| Problem to work on |
In your copy, leave out the pictures; write out all the data exactly.

| Source records |
·····

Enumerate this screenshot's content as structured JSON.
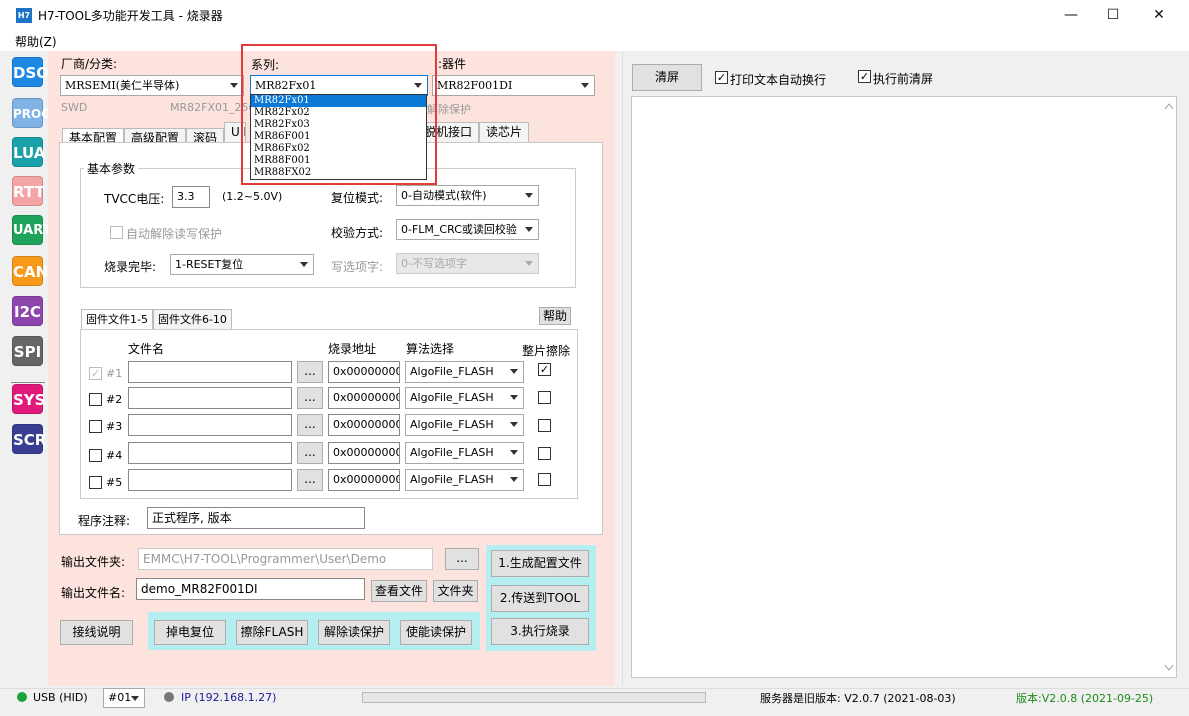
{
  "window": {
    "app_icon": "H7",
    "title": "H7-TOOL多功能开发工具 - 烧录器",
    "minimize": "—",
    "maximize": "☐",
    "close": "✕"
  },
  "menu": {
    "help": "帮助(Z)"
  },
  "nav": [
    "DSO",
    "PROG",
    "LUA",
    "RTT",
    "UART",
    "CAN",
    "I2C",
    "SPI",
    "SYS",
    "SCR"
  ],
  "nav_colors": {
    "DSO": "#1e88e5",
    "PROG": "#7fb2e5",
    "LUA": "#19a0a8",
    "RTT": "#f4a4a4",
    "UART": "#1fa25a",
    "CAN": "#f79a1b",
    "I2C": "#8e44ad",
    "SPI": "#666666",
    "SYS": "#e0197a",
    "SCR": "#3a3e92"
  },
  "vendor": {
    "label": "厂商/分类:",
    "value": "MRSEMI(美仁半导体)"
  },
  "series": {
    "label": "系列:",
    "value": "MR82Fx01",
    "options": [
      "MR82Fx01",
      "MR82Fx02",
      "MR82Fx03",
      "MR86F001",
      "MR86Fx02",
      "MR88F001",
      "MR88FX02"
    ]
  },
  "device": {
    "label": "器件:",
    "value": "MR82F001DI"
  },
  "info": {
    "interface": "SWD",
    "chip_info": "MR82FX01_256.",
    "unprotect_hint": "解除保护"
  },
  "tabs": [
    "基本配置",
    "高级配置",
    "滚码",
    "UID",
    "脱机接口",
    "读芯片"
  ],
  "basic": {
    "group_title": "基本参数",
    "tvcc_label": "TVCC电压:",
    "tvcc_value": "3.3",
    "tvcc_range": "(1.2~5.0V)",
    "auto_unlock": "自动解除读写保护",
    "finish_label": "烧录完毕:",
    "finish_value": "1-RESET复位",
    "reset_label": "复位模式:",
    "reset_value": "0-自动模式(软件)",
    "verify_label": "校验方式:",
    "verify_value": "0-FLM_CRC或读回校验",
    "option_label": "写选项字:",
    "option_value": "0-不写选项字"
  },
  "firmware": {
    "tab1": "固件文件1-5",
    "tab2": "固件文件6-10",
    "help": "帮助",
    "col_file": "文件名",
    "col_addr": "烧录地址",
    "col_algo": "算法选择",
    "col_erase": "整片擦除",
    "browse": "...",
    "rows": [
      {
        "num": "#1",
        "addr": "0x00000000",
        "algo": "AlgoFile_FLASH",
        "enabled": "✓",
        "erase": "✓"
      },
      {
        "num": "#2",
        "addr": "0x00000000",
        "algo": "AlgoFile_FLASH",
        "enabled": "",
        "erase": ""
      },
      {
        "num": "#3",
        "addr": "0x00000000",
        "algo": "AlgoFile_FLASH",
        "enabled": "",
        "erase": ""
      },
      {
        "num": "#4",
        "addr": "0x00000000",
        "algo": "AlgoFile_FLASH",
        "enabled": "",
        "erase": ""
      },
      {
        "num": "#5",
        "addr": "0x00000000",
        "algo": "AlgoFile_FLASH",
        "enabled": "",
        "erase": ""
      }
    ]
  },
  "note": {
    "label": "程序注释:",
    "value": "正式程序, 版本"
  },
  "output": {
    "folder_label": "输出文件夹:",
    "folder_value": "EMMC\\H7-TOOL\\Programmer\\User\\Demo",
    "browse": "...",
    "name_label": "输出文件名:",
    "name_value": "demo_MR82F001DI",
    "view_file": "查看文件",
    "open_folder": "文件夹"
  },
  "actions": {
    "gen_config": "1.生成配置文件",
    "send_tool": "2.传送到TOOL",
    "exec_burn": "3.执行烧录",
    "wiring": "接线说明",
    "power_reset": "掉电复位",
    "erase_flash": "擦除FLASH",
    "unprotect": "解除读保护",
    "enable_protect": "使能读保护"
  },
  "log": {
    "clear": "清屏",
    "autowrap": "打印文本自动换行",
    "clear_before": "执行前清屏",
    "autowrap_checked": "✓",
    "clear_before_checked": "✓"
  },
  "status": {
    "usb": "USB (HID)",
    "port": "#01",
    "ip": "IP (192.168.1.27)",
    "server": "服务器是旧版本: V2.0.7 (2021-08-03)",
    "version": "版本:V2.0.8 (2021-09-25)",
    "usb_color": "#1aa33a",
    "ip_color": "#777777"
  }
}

·····

| Solution to this exercise |
Enumerate this screenshot's content as structured JSON.
{
  "window": {
    "app_icon": "H7",
    "title": "H7-TOOL多功能开发工具 - 烧录器",
    "minimize": "—",
    "maximize": "☐",
    "close": "✕"
  },
  "menu": {
    "help": "帮助(Z)"
  },
  "nav": [
    "DSO",
    "PROG",
    "LUA",
    "RTT",
    "UART",
    "CAN",
    "I2C",
    "SPI",
    "SYS",
    "SCR"
  ],
  "nav_colors": {
    "DSO": "#1e88e5",
    "PROG": "#7fb2e5",
    "LUA": "#19a0a8",
    "RTT": "#f4a4a4",
    "UART": "#1fa25a",
    "CAN": "#f79a1b",
    "I2C": "#8e44ad",
    "SPI": "#666666",
    "SYS": "#e0197a",
    "SCR": "#3a3e92"
  },
  "vendor": {
    "label": "厂商/分类:",
    "value": "MRSEMI(美仁半导体)"
  },
  "series": {
    "label": "系列:",
    "value": "MR82Fx01",
    "options": [
      "MR82Fx01",
      "MR82Fx02",
      "MR82Fx03",
      "MR86F001",
      "MR86Fx02",
      "MR88F001",
      "MR88FX02"
    ]
  },
  "device": {
    "label": "器件:",
    "value": "MR82F001DI"
  },
  "info": {
    "interface": "SWD",
    "chip_info": "MR82FX01_256.",
    "unprotect_hint": "解除保护"
  },
  "tabs": [
    "基本配置",
    "高级配置",
    "滚码",
    "UID",
    "脱机接口",
    "读芯片"
  ],
  "basic": {
    "group_title": "基本参数",
    "tvcc_label": "TVCC电压:",
    "tvcc_value": "3.3",
    "tvcc_range": "(1.2~5.0V)",
    "auto_unlock": "自动解除读写保护",
    "finish_label": "烧录完毕:",
    "finish_value": "1-RESET复位",
    "reset_label": "复位模式:",
    "reset_value": "0-自动模式(软件)",
    "verify_label": "校验方式:",
    "verify_value": "0-FLM_CRC或读回校验",
    "option_label": "写选项字:",
    "option_value": "0-不写选项字"
  },
  "firmware": {
    "tab1": "固件文件1-5",
    "tab2": "固件文件6-10",
    "help": "帮助",
    "col_file": "文件名",
    "col_addr": "烧录地址",
    "col_algo": "算法选择",
    "col_erase": "整片擦除",
    "browse": "...",
    "rows": [
      {
        "num": "#1",
        "addr": "0x00000000",
        "algo": "AlgoFile_FLASH",
        "enabled": "✓",
        "erase": "✓"
      },
      {
        "num": "#2",
        "addr": "0x00000000",
        "algo": "AlgoFile_FLASH",
        "enabled": "",
        "erase": ""
      },
      {
        "num": "#3",
        "addr": "0x00000000",
        "algo": "AlgoFile_FLASH",
        "enabled": "",
        "erase": ""
      },
      {
        "num": "#4",
        "addr": "0x00000000",
        "algo": "AlgoFile_FLASH",
        "enabled": "",
        "erase": ""
      },
      {
        "num": "#5",
        "addr": "0x00000000",
        "algo": "AlgoFile_FLASH",
        "enabled": "",
        "erase": ""
      }
    ]
  },
  "note": {
    "label": "程序注释:",
    "value": "正式程序, 版本"
  },
  "output": {
    "folder_label": "输出文件夹:",
    "folder_value": "EMMC\\H7-TOOL\\Programmer\\User\\Demo",
    "browse": "...",
    "name_label": "输出文件名:",
    "name_value": "demo_MR82F001DI",
    "view_file": "查看文件",
    "open_folder": "文件夹"
  },
  "actions": {
    "gen_config": "1.生成配置文件",
    "send_tool": "2.传送到TOOL",
    "exec_burn": "3.执行烧录",
    "wiring": "接线说明",
    "power_reset": "掉电复位",
    "erase_flash": "擦除FLASH",
    "unprotect": "解除读保护",
    "enable_protect": "使能读保护"
  },
  "log": {
    "clear": "清屏",
    "autowrap": "打印文本自动换行",
    "clear_before": "执行前清屏",
    "autowrap_checked": "✓",
    "clear_before_checked": "✓"
  },
  "status": {
    "usb": "USB (HID)",
    "port": "#01",
    "ip": "IP (192.168.1.27)",
    "server": "服务器是旧版本: V2.0.7 (2021-08-03)",
    "version": "版本:V2.0.8 (2021-09-25)",
    "usb_color": "#1aa33a",
    "ip_color": "#777777"
  }
}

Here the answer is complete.